▸ **Task instructions**:
What lines of the data include the string "name"? Copy them all.

▸ **Material supplied**:
- - -
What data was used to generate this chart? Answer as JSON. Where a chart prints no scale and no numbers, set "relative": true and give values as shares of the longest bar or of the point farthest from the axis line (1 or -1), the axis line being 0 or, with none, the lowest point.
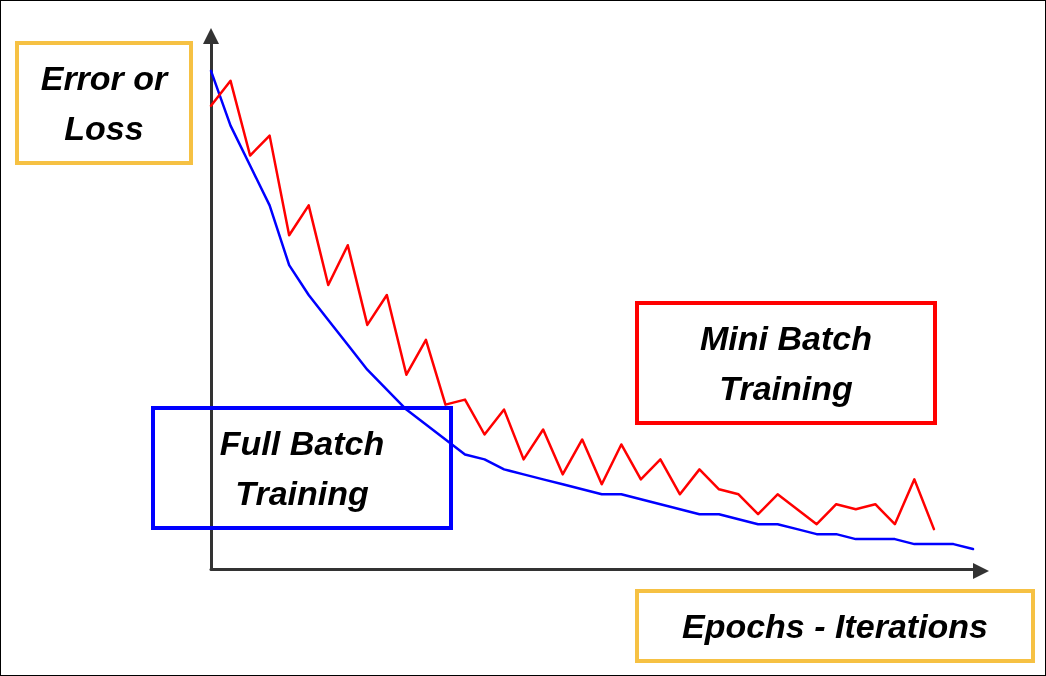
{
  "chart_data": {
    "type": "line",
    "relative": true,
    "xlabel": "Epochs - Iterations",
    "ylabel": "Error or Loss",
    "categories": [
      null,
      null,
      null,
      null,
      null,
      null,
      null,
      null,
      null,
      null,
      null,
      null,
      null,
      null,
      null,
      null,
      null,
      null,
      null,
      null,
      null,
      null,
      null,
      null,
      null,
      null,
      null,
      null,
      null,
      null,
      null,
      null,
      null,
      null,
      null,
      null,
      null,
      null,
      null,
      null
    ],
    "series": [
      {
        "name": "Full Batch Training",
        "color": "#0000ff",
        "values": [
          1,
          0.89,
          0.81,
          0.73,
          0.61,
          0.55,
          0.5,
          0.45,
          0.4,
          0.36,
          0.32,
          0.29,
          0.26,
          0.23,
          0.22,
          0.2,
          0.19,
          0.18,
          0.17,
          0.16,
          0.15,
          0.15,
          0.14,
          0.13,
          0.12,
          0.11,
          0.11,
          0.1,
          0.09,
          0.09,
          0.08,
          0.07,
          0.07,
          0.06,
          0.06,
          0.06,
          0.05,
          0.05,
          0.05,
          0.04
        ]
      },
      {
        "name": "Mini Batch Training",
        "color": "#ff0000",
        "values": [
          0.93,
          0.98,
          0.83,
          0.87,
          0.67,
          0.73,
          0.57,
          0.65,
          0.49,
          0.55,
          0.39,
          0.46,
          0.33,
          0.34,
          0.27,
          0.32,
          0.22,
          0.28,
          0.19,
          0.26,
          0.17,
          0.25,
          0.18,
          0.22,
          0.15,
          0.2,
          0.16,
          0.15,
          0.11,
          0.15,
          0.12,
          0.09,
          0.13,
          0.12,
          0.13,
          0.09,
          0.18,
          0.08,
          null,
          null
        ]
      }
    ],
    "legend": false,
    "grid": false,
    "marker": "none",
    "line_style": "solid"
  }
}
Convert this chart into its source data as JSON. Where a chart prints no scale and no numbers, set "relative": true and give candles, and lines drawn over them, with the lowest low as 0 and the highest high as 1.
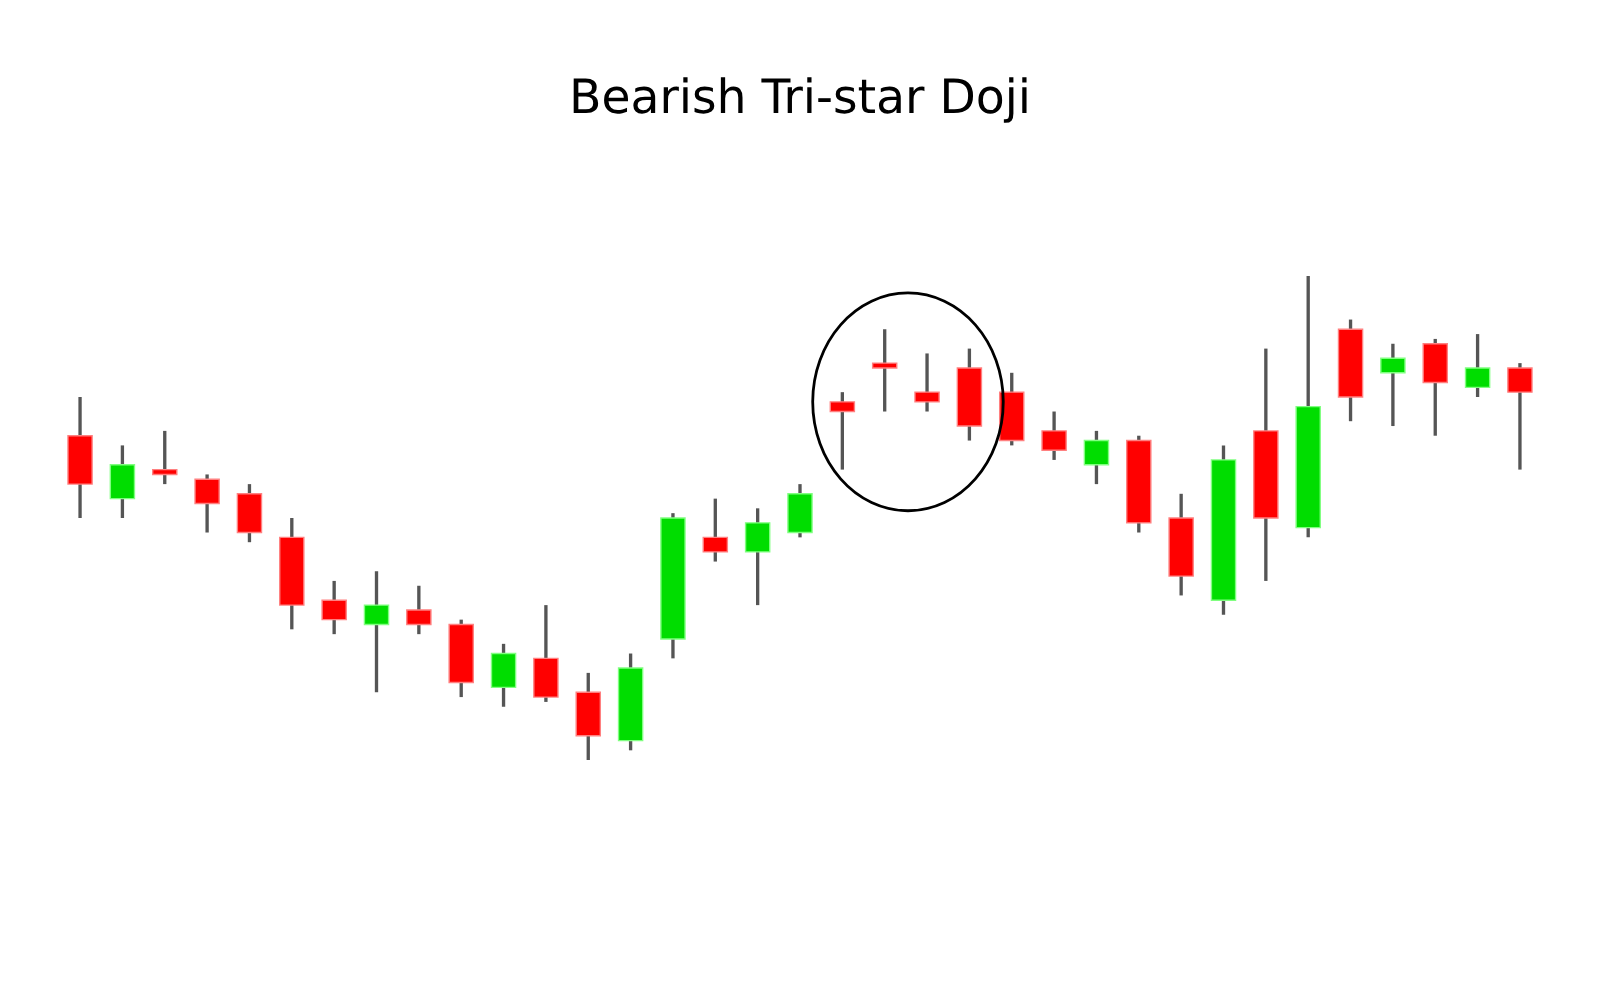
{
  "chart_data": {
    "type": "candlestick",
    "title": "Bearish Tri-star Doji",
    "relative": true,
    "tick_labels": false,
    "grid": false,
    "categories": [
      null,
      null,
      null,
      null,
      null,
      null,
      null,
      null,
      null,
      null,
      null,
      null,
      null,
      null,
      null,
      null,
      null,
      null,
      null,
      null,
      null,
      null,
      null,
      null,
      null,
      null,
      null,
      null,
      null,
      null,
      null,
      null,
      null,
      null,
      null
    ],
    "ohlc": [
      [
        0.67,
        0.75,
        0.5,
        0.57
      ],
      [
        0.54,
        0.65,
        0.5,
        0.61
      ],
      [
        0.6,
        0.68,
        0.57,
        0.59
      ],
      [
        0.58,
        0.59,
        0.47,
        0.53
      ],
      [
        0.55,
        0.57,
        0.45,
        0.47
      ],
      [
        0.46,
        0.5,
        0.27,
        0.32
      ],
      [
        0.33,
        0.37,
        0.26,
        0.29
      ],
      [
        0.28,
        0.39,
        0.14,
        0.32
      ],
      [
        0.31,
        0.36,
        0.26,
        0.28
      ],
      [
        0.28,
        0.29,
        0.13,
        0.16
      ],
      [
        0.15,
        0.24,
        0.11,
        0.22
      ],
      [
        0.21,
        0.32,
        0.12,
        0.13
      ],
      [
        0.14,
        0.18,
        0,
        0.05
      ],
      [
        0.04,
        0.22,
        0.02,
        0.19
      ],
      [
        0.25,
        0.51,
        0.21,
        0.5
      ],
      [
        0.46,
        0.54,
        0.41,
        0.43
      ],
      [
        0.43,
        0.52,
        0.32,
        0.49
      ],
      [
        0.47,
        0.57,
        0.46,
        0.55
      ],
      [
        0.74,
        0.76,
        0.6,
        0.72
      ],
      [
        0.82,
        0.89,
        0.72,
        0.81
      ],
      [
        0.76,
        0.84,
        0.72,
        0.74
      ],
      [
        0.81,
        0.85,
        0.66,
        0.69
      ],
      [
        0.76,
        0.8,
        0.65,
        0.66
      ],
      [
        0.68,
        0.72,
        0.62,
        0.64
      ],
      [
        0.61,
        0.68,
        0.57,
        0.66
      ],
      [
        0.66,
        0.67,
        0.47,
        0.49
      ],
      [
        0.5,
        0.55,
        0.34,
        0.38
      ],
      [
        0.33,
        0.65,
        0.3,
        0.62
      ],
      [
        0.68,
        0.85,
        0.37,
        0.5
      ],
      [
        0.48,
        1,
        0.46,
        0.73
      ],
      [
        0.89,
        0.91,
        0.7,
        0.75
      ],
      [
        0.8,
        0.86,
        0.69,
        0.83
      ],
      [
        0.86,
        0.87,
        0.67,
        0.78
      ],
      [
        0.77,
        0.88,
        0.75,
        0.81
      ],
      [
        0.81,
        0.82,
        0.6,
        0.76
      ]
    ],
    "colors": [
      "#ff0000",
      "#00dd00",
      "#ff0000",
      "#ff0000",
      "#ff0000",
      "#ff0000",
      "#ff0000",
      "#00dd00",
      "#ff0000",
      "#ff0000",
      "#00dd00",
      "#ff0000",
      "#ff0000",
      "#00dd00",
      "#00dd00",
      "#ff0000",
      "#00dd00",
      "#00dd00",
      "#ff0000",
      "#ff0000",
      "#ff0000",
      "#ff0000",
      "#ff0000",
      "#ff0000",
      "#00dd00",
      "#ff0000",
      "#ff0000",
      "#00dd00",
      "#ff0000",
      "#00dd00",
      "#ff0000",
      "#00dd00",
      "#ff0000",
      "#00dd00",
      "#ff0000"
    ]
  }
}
- - -
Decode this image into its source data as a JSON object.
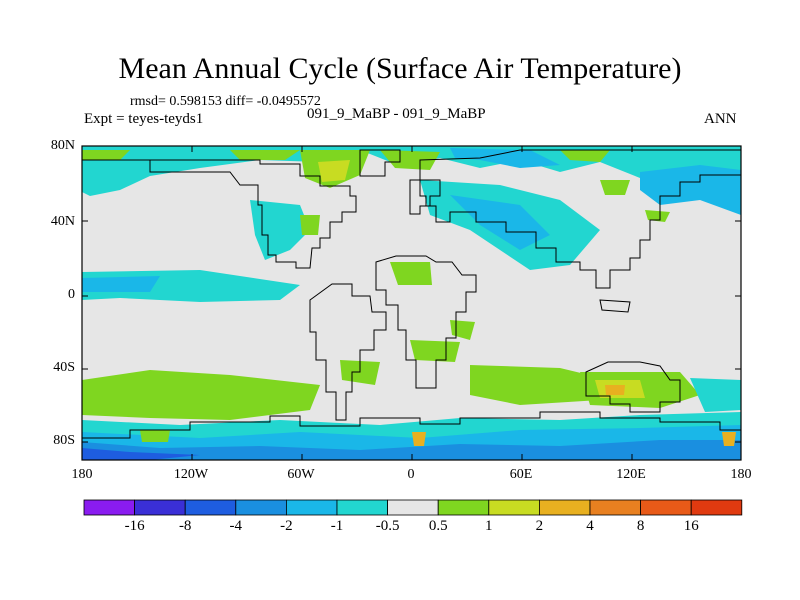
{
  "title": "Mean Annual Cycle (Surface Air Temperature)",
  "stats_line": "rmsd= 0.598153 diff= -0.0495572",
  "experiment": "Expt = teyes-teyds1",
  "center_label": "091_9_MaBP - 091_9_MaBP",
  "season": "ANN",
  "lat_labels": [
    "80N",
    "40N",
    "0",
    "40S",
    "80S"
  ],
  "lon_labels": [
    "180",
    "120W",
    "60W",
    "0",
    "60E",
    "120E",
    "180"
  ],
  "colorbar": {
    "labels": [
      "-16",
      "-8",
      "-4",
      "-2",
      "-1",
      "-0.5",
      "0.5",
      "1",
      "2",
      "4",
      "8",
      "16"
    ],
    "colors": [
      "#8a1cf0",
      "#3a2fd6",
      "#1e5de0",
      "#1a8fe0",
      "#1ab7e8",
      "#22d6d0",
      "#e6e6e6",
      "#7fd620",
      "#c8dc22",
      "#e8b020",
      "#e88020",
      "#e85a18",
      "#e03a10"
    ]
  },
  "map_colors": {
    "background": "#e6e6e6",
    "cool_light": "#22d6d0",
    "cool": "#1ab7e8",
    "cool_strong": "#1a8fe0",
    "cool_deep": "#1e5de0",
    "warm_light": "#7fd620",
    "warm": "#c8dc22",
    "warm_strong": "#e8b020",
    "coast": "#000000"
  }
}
- - -
▸ **Exercise answer**:
        "name": "Full Batch Training",
        "name": "Mini Batch Training",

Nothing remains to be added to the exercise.